Reproduce the listing lines from the line with "Detect and localize" to the line with "separator: – <box>473 269 497 292</box>", both ends included, with no changes.

━━ Information provided

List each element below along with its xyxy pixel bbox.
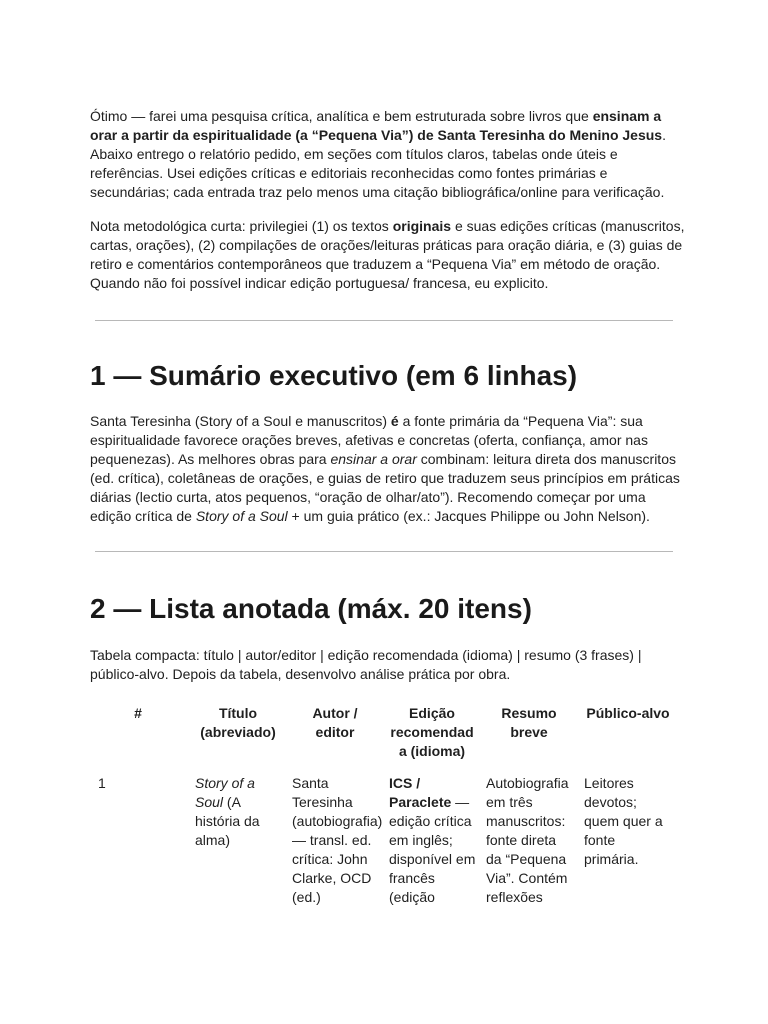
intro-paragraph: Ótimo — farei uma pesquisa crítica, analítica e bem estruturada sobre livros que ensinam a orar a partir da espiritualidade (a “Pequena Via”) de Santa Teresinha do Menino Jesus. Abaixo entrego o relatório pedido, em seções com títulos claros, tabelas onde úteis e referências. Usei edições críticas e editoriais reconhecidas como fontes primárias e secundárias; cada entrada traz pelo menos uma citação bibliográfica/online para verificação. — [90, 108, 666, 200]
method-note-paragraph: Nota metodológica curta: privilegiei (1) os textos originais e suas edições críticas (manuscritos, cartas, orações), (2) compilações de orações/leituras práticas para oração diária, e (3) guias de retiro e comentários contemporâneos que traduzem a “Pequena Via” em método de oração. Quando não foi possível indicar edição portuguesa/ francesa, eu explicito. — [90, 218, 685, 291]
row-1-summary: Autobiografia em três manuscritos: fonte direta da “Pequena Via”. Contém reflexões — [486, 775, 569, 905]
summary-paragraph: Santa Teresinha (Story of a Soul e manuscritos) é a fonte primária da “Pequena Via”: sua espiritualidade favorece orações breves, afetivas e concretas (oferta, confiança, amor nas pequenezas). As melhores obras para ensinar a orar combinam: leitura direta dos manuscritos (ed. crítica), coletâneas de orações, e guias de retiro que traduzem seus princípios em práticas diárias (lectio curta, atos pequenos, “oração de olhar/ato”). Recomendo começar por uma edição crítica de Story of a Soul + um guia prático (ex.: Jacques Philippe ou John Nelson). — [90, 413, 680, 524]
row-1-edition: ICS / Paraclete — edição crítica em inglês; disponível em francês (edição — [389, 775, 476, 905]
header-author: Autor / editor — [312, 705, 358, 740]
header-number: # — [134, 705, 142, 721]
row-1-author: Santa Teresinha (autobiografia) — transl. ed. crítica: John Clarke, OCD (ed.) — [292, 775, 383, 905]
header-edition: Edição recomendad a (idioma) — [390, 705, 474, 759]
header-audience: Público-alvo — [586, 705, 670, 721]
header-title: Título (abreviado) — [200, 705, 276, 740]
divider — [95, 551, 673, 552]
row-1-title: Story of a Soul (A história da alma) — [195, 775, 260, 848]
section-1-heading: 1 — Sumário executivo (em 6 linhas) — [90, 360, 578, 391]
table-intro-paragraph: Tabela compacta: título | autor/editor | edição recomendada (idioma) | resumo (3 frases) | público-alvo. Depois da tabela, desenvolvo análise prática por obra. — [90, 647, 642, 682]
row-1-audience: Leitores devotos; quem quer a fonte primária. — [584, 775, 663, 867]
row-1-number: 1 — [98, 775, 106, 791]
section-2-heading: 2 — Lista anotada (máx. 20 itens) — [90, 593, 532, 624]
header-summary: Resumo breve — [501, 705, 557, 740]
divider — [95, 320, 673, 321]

━━━━
━━ Information provided

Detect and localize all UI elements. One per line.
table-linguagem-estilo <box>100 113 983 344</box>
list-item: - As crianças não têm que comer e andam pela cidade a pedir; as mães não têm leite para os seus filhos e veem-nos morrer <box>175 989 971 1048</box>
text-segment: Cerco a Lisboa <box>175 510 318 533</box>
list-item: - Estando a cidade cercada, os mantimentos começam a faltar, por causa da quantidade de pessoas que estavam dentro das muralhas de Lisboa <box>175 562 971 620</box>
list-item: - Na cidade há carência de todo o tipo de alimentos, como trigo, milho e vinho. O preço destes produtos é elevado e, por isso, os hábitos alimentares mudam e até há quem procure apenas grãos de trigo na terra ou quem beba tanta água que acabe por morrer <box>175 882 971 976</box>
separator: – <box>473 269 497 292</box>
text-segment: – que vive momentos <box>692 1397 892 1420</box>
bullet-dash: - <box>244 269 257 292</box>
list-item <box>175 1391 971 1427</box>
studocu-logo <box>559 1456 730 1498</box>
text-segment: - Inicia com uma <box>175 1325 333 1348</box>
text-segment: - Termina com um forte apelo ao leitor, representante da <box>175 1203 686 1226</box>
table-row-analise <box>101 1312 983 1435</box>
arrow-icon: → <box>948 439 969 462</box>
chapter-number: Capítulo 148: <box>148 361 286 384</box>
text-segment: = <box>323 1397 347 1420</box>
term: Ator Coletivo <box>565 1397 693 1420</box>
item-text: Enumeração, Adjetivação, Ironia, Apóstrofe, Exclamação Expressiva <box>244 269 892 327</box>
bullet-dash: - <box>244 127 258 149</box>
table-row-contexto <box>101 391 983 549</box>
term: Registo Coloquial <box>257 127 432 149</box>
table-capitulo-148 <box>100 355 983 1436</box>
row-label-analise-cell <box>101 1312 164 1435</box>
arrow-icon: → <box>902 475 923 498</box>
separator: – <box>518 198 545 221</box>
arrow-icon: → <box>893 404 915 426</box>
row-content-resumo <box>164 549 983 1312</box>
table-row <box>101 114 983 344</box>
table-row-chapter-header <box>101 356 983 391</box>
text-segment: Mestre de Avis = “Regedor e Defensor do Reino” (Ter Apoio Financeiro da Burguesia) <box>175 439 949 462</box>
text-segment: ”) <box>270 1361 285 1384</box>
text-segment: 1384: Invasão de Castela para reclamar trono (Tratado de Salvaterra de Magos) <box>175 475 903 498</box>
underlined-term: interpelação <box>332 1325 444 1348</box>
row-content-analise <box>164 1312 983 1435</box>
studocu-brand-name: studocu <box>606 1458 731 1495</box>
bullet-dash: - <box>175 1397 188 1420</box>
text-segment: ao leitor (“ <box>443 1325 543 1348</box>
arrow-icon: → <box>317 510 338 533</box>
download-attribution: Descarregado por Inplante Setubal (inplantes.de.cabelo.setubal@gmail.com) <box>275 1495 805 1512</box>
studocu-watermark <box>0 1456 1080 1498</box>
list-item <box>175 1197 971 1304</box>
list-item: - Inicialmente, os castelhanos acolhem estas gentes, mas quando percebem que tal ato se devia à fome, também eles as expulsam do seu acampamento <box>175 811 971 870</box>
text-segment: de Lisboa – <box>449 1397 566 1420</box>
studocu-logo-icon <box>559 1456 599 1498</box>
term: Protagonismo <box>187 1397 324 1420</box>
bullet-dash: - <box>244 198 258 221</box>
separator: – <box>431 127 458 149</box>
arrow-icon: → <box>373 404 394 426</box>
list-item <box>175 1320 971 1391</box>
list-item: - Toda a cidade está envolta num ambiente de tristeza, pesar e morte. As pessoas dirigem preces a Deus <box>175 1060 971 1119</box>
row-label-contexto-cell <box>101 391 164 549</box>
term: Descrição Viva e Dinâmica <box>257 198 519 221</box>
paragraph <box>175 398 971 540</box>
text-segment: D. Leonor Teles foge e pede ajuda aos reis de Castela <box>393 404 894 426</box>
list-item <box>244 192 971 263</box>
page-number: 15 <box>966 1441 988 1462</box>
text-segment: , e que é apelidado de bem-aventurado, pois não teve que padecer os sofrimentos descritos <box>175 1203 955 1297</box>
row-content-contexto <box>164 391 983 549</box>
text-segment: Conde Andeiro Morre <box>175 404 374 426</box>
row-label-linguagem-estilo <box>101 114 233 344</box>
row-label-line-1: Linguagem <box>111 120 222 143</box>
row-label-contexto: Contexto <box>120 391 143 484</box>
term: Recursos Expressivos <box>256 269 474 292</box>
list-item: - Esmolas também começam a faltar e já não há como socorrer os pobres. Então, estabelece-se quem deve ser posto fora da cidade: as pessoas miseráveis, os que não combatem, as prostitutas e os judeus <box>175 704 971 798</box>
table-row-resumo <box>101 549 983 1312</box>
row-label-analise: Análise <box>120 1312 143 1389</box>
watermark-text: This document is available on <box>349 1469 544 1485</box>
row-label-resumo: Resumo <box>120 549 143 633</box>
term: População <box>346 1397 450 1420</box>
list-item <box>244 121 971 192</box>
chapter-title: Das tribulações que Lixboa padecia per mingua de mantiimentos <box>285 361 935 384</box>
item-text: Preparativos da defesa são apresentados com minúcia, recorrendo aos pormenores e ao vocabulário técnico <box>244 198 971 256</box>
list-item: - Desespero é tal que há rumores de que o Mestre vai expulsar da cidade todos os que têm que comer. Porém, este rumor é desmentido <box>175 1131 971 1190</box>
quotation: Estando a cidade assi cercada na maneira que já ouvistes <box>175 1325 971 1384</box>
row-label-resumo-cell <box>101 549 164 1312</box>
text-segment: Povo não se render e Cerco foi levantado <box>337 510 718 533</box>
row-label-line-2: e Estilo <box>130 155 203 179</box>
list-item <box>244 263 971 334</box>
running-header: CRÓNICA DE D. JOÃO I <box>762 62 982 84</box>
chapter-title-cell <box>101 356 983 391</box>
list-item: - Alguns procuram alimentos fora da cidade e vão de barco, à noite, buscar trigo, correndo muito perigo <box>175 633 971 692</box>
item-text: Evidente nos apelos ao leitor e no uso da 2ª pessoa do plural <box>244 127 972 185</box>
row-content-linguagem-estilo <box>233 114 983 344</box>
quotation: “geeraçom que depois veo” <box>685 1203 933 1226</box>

━━━━

** Correct answer **
Detect and localize all UI elements. One per line.
table-linguagem-estilo <box>100 113 983 344</box>
list-item: - As crianças não têm que comer e andam pela cidade a pedir; as mães não têm leite para os seus filhos e veem-nos morrer <box>175 989 971 1048</box>
text-segment: Cerco a Lisboa <box>175 510 318 533</box>
list-item: - Estando a cidade cercada, os mantimentos começam a faltar, por causa da quantidade de pessoas que estavam dentro das muralhas de Lisboa <box>175 562 971 620</box>
list-item: - Na cidade há carência de todo o tipo de alimentos, como trigo, milho e vinho. O preço destes produtos é elevado e, por isso, os hábitos alimentares mudam e até há quem procure apenas grãos de trigo na terra ou quem beba tanta água que acabe por morrer <box>175 882 971 976</box>
separator: – <box>473 269 497 292</box>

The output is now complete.